▶ **What you are asked to do**
Write out every line of the material as it stands, apart from the pictures.

▶ **Records for the exercise**
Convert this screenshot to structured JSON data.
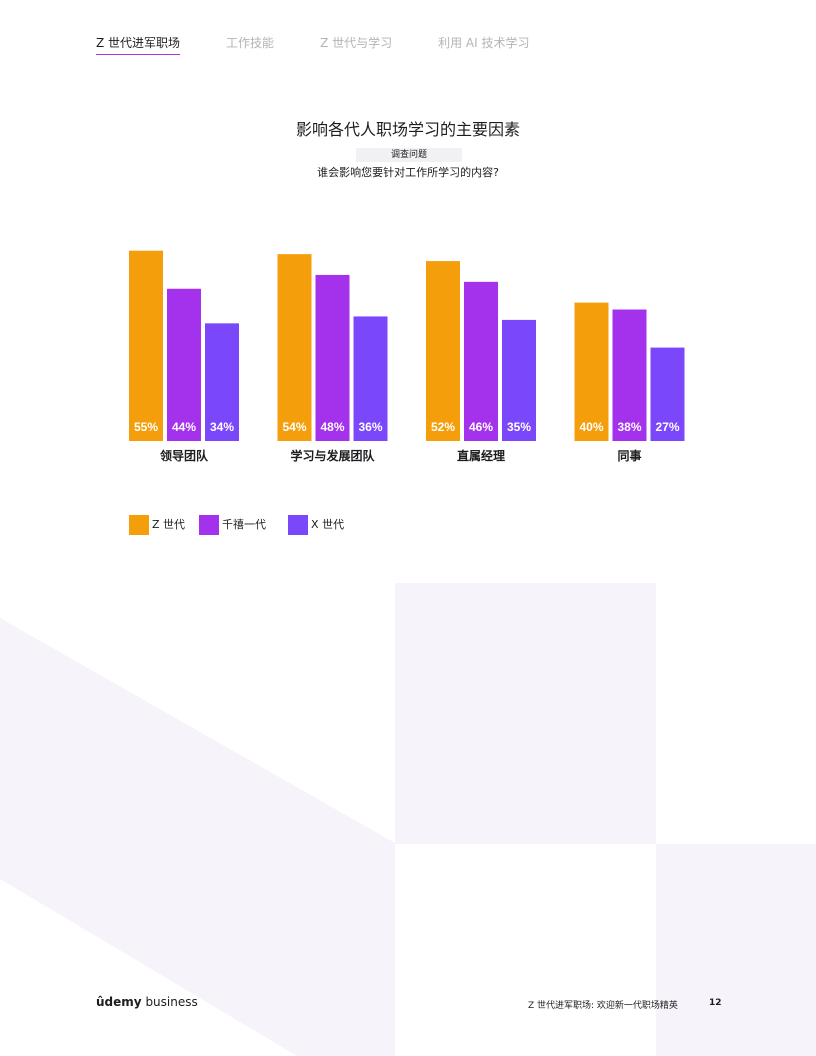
{
  "nav": {
    "tabs": [
      {
        "label": "Z 世代进军职场",
        "active": true
      },
      {
        "label": "工作技能",
        "active": false
      },
      {
        "label": "Z 世代与学习",
        "active": false
      },
      {
        "label": "利用 AI 技术学习",
        "active": false
      }
    ]
  },
  "question": {
    "label": "调查问题",
    "text": "谁会影响您要针对工作所学习的内容?"
  },
  "colors": {
    "gen_z": "#f59e0b",
    "millennials": "#a431ec",
    "gen_x": "#7b47fb",
    "background_shape": "#f7f3fb"
  },
  "chart_data": {
    "type": "bar",
    "title": "影响各代人职场学习的主要因素",
    "categories": [
      "领导团队",
      "学习与发展团队",
      "直属经理",
      "同事"
    ],
    "series": [
      {
        "name": "Z 世代",
        "values": [
          55,
          54,
          52,
          40
        ]
      },
      {
        "name": "千禧一代",
        "values": [
          44,
          48,
          46,
          38
        ]
      },
      {
        "name": "X 世代",
        "values": [
          34,
          36,
          35,
          27
        ]
      }
    ],
    "value_suffix": "%",
    "ylim": [
      0,
      55
    ],
    "grid": false,
    "legend_position": "bottom-left"
  },
  "footer": {
    "logo_brand": "ûdemy",
    "logo_suffix": "business",
    "title": "Z 世代进军职场: 欢迎新一代职场精英",
    "page_number": "12"
  }
}
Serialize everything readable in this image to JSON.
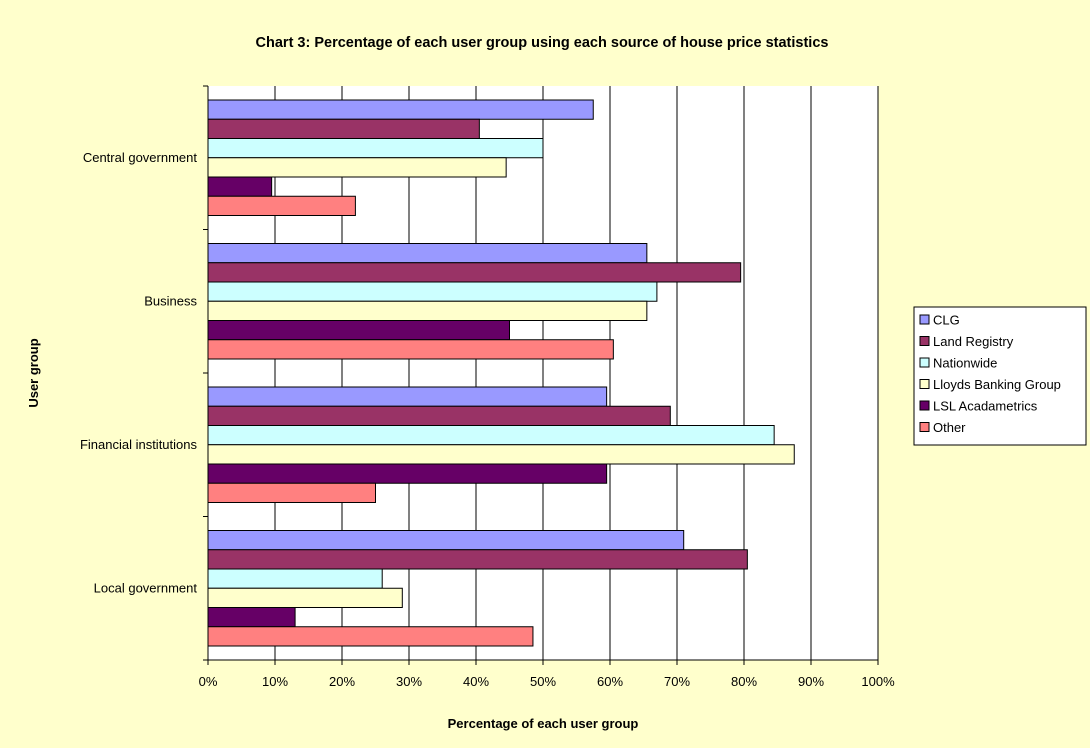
{
  "chart_data": {
    "type": "bar",
    "orientation": "horizontal",
    "title": "Chart 3: Percentage of each user group using each source of house price statistics",
    "xlabel": "Percentage of each user group",
    "ylabel": "User group",
    "xlim": [
      0,
      100
    ],
    "x_ticks": [
      "0%",
      "10%",
      "20%",
      "30%",
      "40%",
      "50%",
      "60%",
      "70%",
      "80%",
      "90%",
      "100%"
    ],
    "grid": "vertical",
    "legend_position": "right",
    "categories": [
      "Central government",
      "Business",
      "Financial institutions",
      "Local government"
    ],
    "series": [
      {
        "name": "CLG",
        "color": "#9999ff",
        "values": [
          57.5,
          65.5,
          59.5,
          71
        ]
      },
      {
        "name": "Land Registry",
        "color": "#993366",
        "values": [
          40.5,
          79.5,
          69,
          80.5
        ]
      },
      {
        "name": "Nationwide",
        "color": "#ccffff",
        "values": [
          50,
          67,
          84.5,
          26
        ]
      },
      {
        "name": "Lloyds Banking Group",
        "color": "#ffffcc",
        "values": [
          44.5,
          65.5,
          87.5,
          29
        ]
      },
      {
        "name": "LSL Acadametrics",
        "color": "#660066",
        "values": [
          9.5,
          45,
          59.5,
          13
        ]
      },
      {
        "name": "Other",
        "color": "#ff8080",
        "values": [
          22,
          60.5,
          25,
          48.5
        ]
      }
    ]
  }
}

▶ **Output below**
Convert this screenshot to structured JSON data.
{
  "nav": {
    "tabs": [
      {
        "label": "Z 世代进军职场",
        "active": true
      },
      {
        "label": "工作技能",
        "active": false
      },
      {
        "label": "Z 世代与学习",
        "active": false
      },
      {
        "label": "利用 AI 技术学习",
        "active": false
      }
    ]
  },
  "question": {
    "label": "调查问题",
    "text": "谁会影响您要针对工作所学习的内容?"
  },
  "colors": {
    "gen_z": "#f59e0b",
    "millennials": "#a431ec",
    "gen_x": "#7b47fb",
    "background_shape": "#f7f3fb"
  },
  "chart_data": {
    "type": "bar",
    "title": "影响各代人职场学习的主要因素",
    "categories": [
      "领导团队",
      "学习与发展团队",
      "直属经理",
      "同事"
    ],
    "series": [
      {
        "name": "Z 世代",
        "values": [
          55,
          54,
          52,
          40
        ]
      },
      {
        "name": "千禧一代",
        "values": [
          44,
          48,
          46,
          38
        ]
      },
      {
        "name": "X 世代",
        "values": [
          34,
          36,
          35,
          27
        ]
      }
    ],
    "value_suffix": "%",
    "ylim": [
      0,
      55
    ],
    "grid": false,
    "legend_position": "bottom-left"
  },
  "footer": {
    "logo_brand": "ûdemy",
    "logo_suffix": "business",
    "title": "Z 世代进军职场: 欢迎新一代职场精英",
    "page_number": "12"
  }
}
Serialize everything readable in this image to JSON.
{
  "chart_data": {
    "type": "bar",
    "orientation": "horizontal",
    "title": "Chart 3: Percentage of each user group using each source of house price statistics",
    "xlabel": "Percentage of each user group",
    "ylabel": "User group",
    "xlim": [
      0,
      100
    ],
    "x_ticks": [
      "0%",
      "10%",
      "20%",
      "30%",
      "40%",
      "50%",
      "60%",
      "70%",
      "80%",
      "90%",
      "100%"
    ],
    "grid": "vertical",
    "legend_position": "right",
    "categories": [
      "Central government",
      "Business",
      "Financial institutions",
      "Local government"
    ],
    "series": [
      {
        "name": "CLG",
        "color": "#9999ff",
        "values": [
          57.5,
          65.5,
          59.5,
          71
        ]
      },
      {
        "name": "Land Registry",
        "color": "#993366",
        "values": [
          40.5,
          79.5,
          69,
          80.5
        ]
      },
      {
        "name": "Nationwide",
        "color": "#ccffff",
        "values": [
          50,
          67,
          84.5,
          26
        ]
      },
      {
        "name": "Lloyds Banking Group",
        "color": "#ffffcc",
        "values": [
          44.5,
          65.5,
          87.5,
          29
        ]
      },
      {
        "name": "LSL Acadametrics",
        "color": "#660066",
        "values": [
          9.5,
          45,
          59.5,
          13
        ]
      },
      {
        "name": "Other",
        "color": "#ff8080",
        "values": [
          22,
          60.5,
          25,
          48.5
        ]
      }
    ]
  }
}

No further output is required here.